■ Given problem: Transcribe every line of the material below verbatim, leaving out the pictures.

■ Data:
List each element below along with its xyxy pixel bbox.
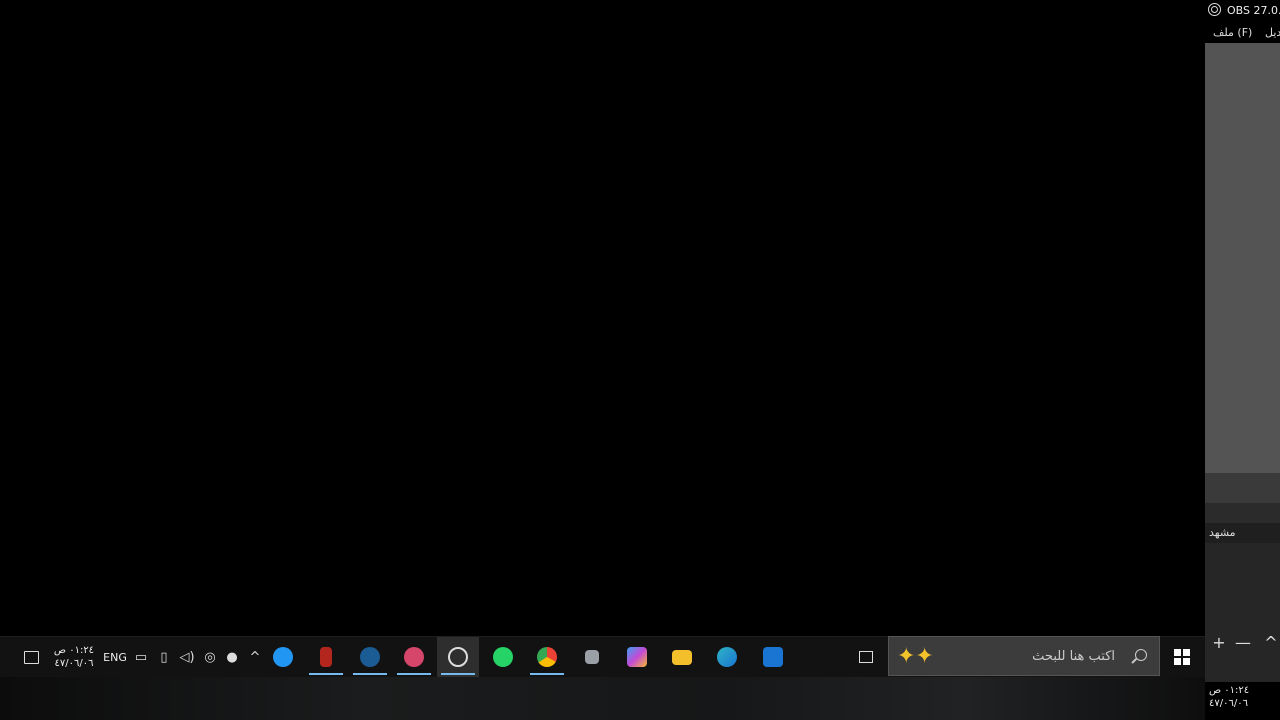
action-center-button[interactable]	[14, 637, 48, 677]
task-view-button[interactable]	[846, 637, 886, 677]
clock-time: ٠١:٢٤ ص	[53, 645, 95, 656]
volume-tray-button[interactable]: ◁)	[176, 637, 198, 677]
secondary-clock: ٠١:٢٤ ص ٤٧/٠٦/٠٦	[1206, 684, 1280, 710]
taskbar-app-file-explorer[interactable]	[661, 637, 703, 677]
taskbar-app-help[interactable]	[262, 637, 304, 677]
obs-window: OBS 27.0.1 ملف (F) تعديل مشهد	[1205, 0, 1280, 682]
move-scene-up-button[interactable]: ^	[1262, 633, 1280, 653]
taskbar-app-microsoft-365[interactable]	[616, 637, 658, 677]
language-indicator[interactable]: ENG	[100, 637, 130, 677]
screen: OBS 27.0.1 ملف (F) تعديل مشهد + — ^ ٠١:٢…	[0, 0, 1280, 720]
taskbar-app-steam[interactable]	[349, 637, 391, 677]
edge-icon	[717, 647, 737, 667]
search-placeholder: اكتب هنا للبحث	[1032, 649, 1115, 664]
search-highlight-icon: ✦✦	[897, 644, 934, 669]
start-button[interactable]	[1161, 637, 1203, 677]
obs-menubar: ملف (F) تعديل	[1205, 22, 1280, 43]
volume-icon: ◁)	[179, 649, 195, 665]
privacy-tray-button[interactable]: ◎	[199, 637, 221, 677]
obs-titlebar[interactable]: OBS 27.0.1	[1205, 0, 1280, 22]
taskbar-search-box[interactable]: ✦✦ اكتب هنا للبحث	[888, 636, 1160, 676]
store-icon	[585, 650, 599, 664]
battery-icon: ▯	[160, 649, 168, 665]
remove-scene-button[interactable]: —	[1234, 633, 1252, 653]
obs-splitter[interactable]	[1205, 473, 1280, 503]
clock-date: ٤٧/٠٦/٠٦	[54, 658, 94, 669]
taskbar-clock[interactable]: ٠١:٢٤ ص ٤٧/٠٦/٠٦	[48, 637, 100, 677]
secondary-clock-date: ٤٧/٠٦/٠٦	[1209, 698, 1248, 709]
network-icon: ▭	[134, 649, 148, 665]
scenes-dock-title: مشهد	[1209, 526, 1236, 539]
scenes-dock-header: مشهد	[1205, 523, 1280, 543]
discord-icon	[404, 647, 424, 667]
outlook-icon	[763, 647, 783, 667]
taskbar-app-whatsapp[interactable]	[482, 637, 524, 677]
chevron-up-icon: ^	[249, 649, 261, 665]
microphone-tray-button[interactable]: ●	[221, 637, 243, 677]
obs-logo-icon	[1208, 3, 1221, 16]
chrome-icon	[537, 647, 557, 667]
scenes-list[interactable]	[1205, 543, 1280, 682]
taskbar-app-edge[interactable]	[706, 637, 748, 677]
language-label: ENG	[103, 650, 127, 664]
whatsapp-icon	[493, 647, 513, 667]
menu-edit[interactable]: تعديل	[1265, 26, 1280, 39]
folder-icon	[672, 649, 692, 665]
taskbar-app-chrome[interactable]	[526, 637, 568, 677]
add-scene-button[interactable]: +	[1210, 633, 1228, 653]
desktop-background	[0, 677, 1205, 720]
battery-tray-button[interactable]: ▯	[153, 637, 175, 677]
taskbar-app-tool[interactable]	[305, 637, 347, 677]
notification-icon	[23, 650, 39, 664]
network-tray-button[interactable]: ▭	[130, 637, 152, 677]
taskbar-app-store[interactable]	[571, 637, 613, 677]
tool-app-icon	[320, 647, 332, 667]
secondary-clock-time: ٠١:٢٤ ص	[1209, 685, 1250, 696]
menu-file[interactable]: ملف (F)	[1213, 26, 1252, 39]
taskbar-app-obs[interactable]	[437, 637, 479, 677]
taskbar-app-discord[interactable]	[393, 637, 435, 677]
help-icon	[273, 647, 293, 667]
obs-icon	[448, 647, 468, 667]
privacy-icon: ◎	[204, 649, 216, 665]
steam-icon	[360, 647, 380, 667]
obs-preview-area[interactable]	[1205, 43, 1280, 473]
microphone-icon: ●	[226, 649, 238, 665]
taskbar-app-outlook[interactable]	[752, 637, 794, 677]
microsoft-365-icon	[627, 647, 647, 667]
windows-icon	[1174, 649, 1190, 665]
search-icon	[1135, 649, 1147, 661]
task-view-icon	[859, 651, 873, 663]
window-title: OBS 27.0.1	[1227, 4, 1280, 17]
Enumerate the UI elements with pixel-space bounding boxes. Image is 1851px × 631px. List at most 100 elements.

■ Output for this exercise:
List each element below along with its xyxy pixel bbox.
action-center-button[interactable]	[14, 637, 48, 677]
task-view-button[interactable]	[846, 637, 886, 677]
clock-time: ٠١:٢٤ ص	[53, 645, 95, 656]
volume-tray-button[interactable]: ◁)	[176, 637, 198, 677]
secondary-clock: ٠١:٢٤ ص ٤٧/٠٦/٠٦	[1206, 684, 1280, 710]
taskbar-app-file-explorer[interactable]	[661, 637, 703, 677]
taskbar-app-help[interactable]	[262, 637, 304, 677]
obs-window: OBS 27.0.1 ملف (F) تعديل مشهد	[1205, 0, 1280, 682]
move-scene-up-button[interactable]: ^	[1262, 633, 1280, 653]
taskbar-app-microsoft-365[interactable]	[616, 637, 658, 677]
language-indicator[interactable]: ENG	[100, 637, 130, 677]
screen: OBS 27.0.1 ملف (F) تعديل مشهد + — ^ ٠١:٢…	[0, 0, 1280, 720]
taskbar-app-steam[interactable]	[349, 637, 391, 677]
edge-icon	[717, 647, 737, 667]
search-placeholder: اكتب هنا للبحث	[1032, 649, 1115, 664]
search-highlight-icon: ✦✦	[897, 644, 934, 669]
start-button[interactable]	[1161, 637, 1203, 677]
obs-menubar: ملف (F) تعديل	[1205, 22, 1280, 43]
volume-icon: ◁)	[179, 649, 195, 665]
privacy-tray-button[interactable]: ◎	[199, 637, 221, 677]
obs-titlebar[interactable]: OBS 27.0.1	[1205, 0, 1280, 22]
taskbar-search-box[interactable]: ✦✦ اكتب هنا للبحث	[888, 636, 1160, 676]
store-icon	[585, 650, 599, 664]
battery-icon: ▯	[160, 649, 168, 665]
remove-scene-button[interactable]: —	[1234, 633, 1252, 653]
obs-splitter[interactable]	[1205, 473, 1280, 503]
clock-date: ٤٧/٠٦/٠٦	[54, 658, 94, 669]
taskbar-clock[interactable]: ٠١:٢٤ ص ٤٧/٠٦/٠٦	[48, 637, 100, 677]
secondary-clock-date: ٤٧/٠٦/٠٦	[1209, 698, 1248, 709]
network-icon: ▭	[134, 649, 148, 665]
scenes-dock-title: مشهد	[1209, 526, 1236, 539]
scenes-dock-header: مشهد	[1205, 523, 1280, 543]
discord-icon	[404, 647, 424, 667]
outlook-icon	[763, 647, 783, 667]
taskbar-app-whatsapp[interactable]	[482, 637, 524, 677]
chevron-up-icon: ^	[249, 649, 261, 665]
microphone-tray-button[interactable]: ●	[221, 637, 243, 677]
obs-logo-icon	[1208, 3, 1221, 16]
chrome-icon	[537, 647, 557, 667]
scenes-list[interactable]	[1205, 543, 1280, 682]
taskbar-app-edge[interactable]	[706, 637, 748, 677]
language-label: ENG	[103, 650, 127, 664]
whatsapp-icon	[493, 647, 513, 667]
menu-edit[interactable]: تعديل	[1265, 26, 1280, 39]
folder-icon	[672, 649, 692, 665]
taskbar-app-chrome[interactable]	[526, 637, 568, 677]
add-scene-button[interactable]: +	[1210, 633, 1228, 653]
desktop-background	[0, 677, 1205, 720]
battery-tray-button[interactable]: ▯	[153, 637, 175, 677]
taskbar-app-tool[interactable]	[305, 637, 347, 677]
notification-icon	[23, 650, 39, 664]
network-tray-button[interactable]: ▭	[130, 637, 152, 677]
taskbar-app-store[interactable]	[571, 637, 613, 677]
tool-app-icon	[320, 647, 332, 667]
secondary-clock-time: ٠١:٢٤ ص	[1209, 685, 1250, 696]
menu-file[interactable]: ملف (F)	[1213, 26, 1252, 39]
taskbar-app-obs[interactable]	[437, 637, 479, 677]
taskbar-app-discord[interactable]	[393, 637, 435, 677]
help-icon	[273, 647, 293, 667]
obs-icon	[448, 647, 468, 667]
privacy-icon: ◎	[204, 649, 216, 665]
steam-icon	[360, 647, 380, 667]
obs-preview-area[interactable]	[1205, 43, 1280, 473]
microphone-icon: ●	[226, 649, 238, 665]
taskbar-app-outlook[interactable]	[752, 637, 794, 677]
microsoft-365-icon	[627, 647, 647, 667]
windows-icon	[1174, 649, 1190, 665]
search-icon	[1135, 649, 1147, 661]
task-view-icon	[859, 651, 873, 663]
window-title: OBS 27.0.1	[1227, 4, 1280, 17]
Enumerate the UI elements with pixel-space bounding boxes. Image is 1851px × 631px. List at most 100 elements.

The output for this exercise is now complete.